Information given
• • • • •

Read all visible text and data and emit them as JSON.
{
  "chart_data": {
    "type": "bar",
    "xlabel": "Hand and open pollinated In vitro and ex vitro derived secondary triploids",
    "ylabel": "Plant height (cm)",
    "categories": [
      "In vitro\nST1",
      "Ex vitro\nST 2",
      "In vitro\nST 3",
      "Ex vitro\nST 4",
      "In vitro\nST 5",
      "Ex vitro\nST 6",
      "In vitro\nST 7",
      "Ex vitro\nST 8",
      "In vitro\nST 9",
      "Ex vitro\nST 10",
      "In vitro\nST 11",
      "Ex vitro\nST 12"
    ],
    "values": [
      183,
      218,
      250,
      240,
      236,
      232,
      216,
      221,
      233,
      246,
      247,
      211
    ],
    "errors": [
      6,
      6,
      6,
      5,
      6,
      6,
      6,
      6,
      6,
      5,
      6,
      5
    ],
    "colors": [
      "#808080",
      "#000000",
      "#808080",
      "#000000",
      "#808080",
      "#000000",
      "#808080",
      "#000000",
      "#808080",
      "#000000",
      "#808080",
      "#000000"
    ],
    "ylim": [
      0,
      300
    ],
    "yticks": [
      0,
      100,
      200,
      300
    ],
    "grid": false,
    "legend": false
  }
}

• • • • •

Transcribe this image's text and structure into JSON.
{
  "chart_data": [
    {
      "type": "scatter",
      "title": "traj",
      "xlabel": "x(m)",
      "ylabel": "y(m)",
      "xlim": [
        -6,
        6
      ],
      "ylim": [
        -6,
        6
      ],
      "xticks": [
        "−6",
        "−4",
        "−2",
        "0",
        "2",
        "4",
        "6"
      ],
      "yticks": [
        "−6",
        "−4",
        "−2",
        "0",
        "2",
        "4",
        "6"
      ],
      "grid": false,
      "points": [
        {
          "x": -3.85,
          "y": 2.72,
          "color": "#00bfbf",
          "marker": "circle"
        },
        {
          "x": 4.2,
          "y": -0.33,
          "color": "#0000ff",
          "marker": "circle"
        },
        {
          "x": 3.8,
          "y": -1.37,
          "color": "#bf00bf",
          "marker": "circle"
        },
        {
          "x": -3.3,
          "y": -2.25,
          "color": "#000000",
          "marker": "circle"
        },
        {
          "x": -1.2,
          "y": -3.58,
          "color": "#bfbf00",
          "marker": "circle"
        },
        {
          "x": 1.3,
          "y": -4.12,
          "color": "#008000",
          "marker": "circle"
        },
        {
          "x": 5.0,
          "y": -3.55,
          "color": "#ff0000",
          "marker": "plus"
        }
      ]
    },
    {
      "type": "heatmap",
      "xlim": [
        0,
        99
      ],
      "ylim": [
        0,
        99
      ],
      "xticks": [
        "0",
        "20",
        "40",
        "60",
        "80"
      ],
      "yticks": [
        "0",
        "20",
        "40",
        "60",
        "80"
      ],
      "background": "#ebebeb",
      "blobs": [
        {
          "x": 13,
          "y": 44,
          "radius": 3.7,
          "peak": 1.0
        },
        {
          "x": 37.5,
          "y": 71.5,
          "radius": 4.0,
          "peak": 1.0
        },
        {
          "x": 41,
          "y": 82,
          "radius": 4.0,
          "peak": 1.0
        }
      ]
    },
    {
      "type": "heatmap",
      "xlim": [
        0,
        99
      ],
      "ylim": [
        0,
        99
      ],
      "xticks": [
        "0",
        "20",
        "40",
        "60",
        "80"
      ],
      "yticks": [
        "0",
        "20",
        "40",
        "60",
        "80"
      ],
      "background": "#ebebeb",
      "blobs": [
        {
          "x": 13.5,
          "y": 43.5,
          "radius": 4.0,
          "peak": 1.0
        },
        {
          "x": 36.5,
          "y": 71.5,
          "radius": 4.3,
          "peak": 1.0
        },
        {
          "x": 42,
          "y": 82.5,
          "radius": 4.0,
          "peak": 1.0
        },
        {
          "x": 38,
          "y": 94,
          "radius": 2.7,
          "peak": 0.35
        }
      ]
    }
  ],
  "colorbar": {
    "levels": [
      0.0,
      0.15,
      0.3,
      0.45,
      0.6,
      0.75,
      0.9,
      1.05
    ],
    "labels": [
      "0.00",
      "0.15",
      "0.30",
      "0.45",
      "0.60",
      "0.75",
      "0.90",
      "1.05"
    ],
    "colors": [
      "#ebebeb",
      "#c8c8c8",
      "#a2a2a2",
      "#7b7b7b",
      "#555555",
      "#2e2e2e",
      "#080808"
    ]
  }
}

• • • • •

Stated exercise
Check every line of the data, and copy the ones that contain "text".

Full answer
Read all visible text and data and emit them as JSON.
Transcribe this image's text and structure into JSON.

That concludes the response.